THE PROBLEM =>
Copy all lines below containing "LCFS".
[DATASET RECORDS start]
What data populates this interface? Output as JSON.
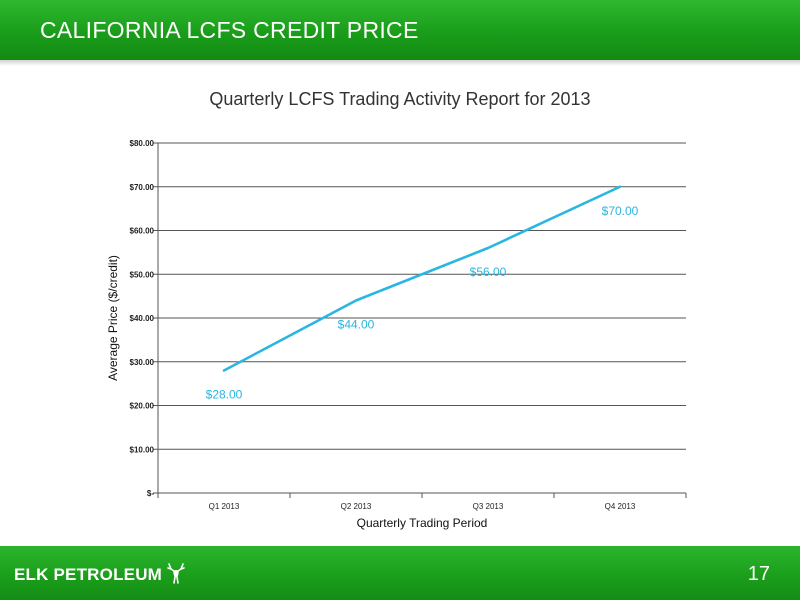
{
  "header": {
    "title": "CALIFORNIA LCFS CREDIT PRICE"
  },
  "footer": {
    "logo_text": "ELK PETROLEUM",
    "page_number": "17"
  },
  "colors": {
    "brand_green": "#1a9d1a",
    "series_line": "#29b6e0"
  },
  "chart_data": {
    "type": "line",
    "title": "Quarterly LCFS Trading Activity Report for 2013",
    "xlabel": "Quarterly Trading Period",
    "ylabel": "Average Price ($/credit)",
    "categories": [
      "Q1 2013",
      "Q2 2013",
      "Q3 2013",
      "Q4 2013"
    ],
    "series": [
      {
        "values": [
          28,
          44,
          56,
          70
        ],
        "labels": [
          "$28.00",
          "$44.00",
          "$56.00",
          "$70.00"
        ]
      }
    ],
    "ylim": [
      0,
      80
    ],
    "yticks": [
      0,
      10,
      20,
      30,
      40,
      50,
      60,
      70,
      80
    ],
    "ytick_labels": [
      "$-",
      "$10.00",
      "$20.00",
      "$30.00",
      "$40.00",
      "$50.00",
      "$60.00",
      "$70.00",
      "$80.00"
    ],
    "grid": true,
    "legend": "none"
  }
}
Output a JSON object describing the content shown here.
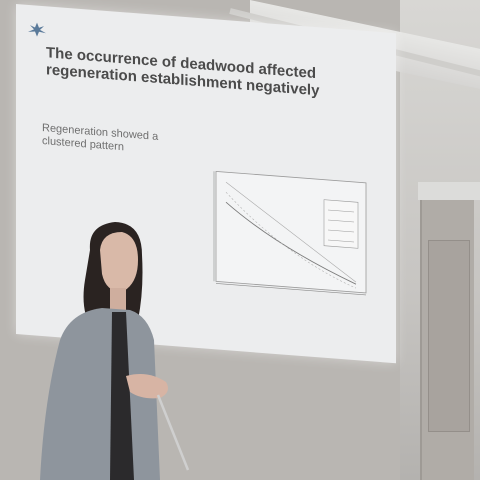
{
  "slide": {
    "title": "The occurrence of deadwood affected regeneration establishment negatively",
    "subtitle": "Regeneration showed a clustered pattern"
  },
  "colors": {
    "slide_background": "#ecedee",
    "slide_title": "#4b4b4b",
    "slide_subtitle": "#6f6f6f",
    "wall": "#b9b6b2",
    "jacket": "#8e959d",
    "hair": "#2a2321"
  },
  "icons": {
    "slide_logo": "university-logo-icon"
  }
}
[DATASET RECORDS end]
[DATASET RECORDS start]
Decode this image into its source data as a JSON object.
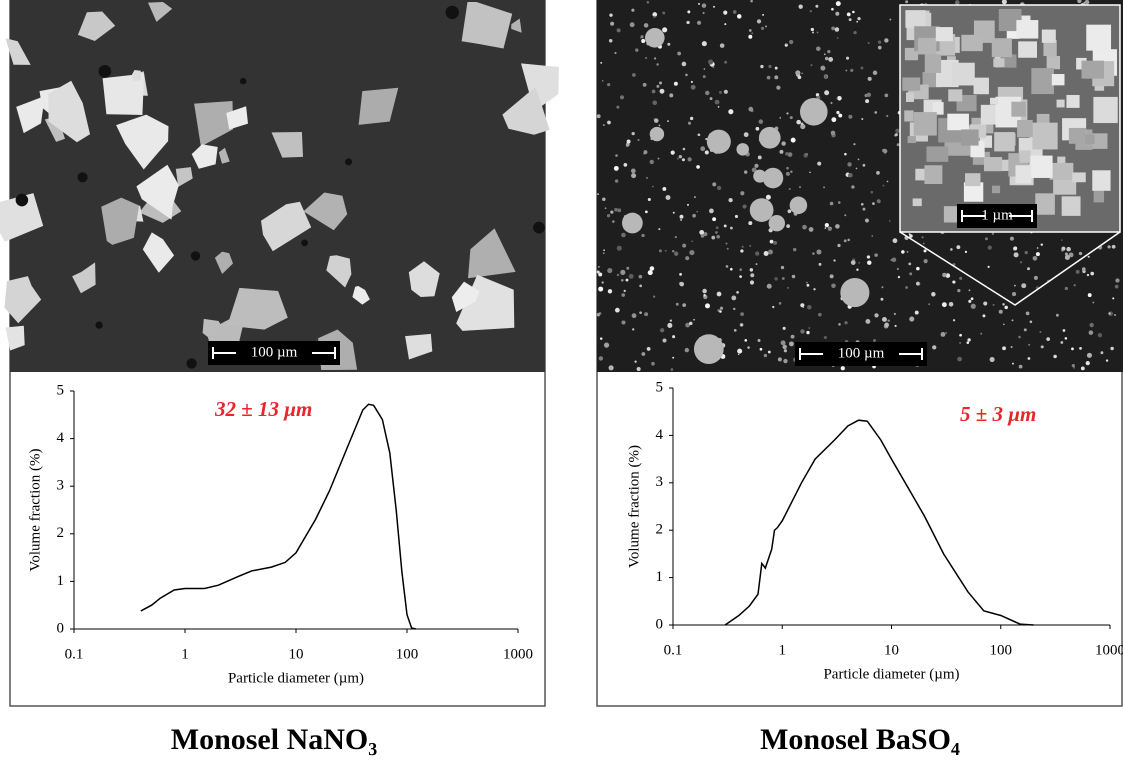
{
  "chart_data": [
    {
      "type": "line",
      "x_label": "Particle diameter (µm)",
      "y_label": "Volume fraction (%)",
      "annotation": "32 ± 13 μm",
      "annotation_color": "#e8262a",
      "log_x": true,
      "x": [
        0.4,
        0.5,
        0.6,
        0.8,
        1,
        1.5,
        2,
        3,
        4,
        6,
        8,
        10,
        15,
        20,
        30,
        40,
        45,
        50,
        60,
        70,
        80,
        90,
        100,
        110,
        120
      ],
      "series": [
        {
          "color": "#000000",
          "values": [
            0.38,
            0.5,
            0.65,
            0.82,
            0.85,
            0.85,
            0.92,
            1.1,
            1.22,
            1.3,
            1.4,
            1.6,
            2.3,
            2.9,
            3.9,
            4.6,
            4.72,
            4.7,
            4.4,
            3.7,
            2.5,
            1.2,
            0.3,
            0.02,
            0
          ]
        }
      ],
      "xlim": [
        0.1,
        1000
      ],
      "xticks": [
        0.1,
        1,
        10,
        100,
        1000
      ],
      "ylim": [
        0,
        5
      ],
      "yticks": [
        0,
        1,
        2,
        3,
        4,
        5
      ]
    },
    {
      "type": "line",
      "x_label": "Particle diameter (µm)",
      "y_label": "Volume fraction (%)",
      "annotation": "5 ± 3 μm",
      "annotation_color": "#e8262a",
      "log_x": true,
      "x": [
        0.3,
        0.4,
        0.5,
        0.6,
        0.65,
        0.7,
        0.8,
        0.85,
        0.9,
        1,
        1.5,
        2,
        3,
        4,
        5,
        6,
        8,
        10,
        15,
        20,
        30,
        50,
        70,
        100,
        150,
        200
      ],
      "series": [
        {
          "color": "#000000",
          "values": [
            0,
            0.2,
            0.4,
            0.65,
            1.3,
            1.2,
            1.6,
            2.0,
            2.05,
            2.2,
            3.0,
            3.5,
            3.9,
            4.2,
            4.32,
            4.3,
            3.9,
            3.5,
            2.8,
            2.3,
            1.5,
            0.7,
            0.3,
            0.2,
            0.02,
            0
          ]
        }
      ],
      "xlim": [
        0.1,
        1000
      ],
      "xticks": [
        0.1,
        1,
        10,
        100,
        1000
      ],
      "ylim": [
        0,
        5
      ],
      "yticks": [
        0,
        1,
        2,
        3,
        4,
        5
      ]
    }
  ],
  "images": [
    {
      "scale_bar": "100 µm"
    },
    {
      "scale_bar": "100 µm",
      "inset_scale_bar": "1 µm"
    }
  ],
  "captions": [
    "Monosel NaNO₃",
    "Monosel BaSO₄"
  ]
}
[DATASET RECORDS end]
REPLY TO THE EXERCISE =>
    "title": "CALIFORNIA LCFS CREDIT PRICE"
    "title": "Quarterly LCFS Trading Activity Report for 2013",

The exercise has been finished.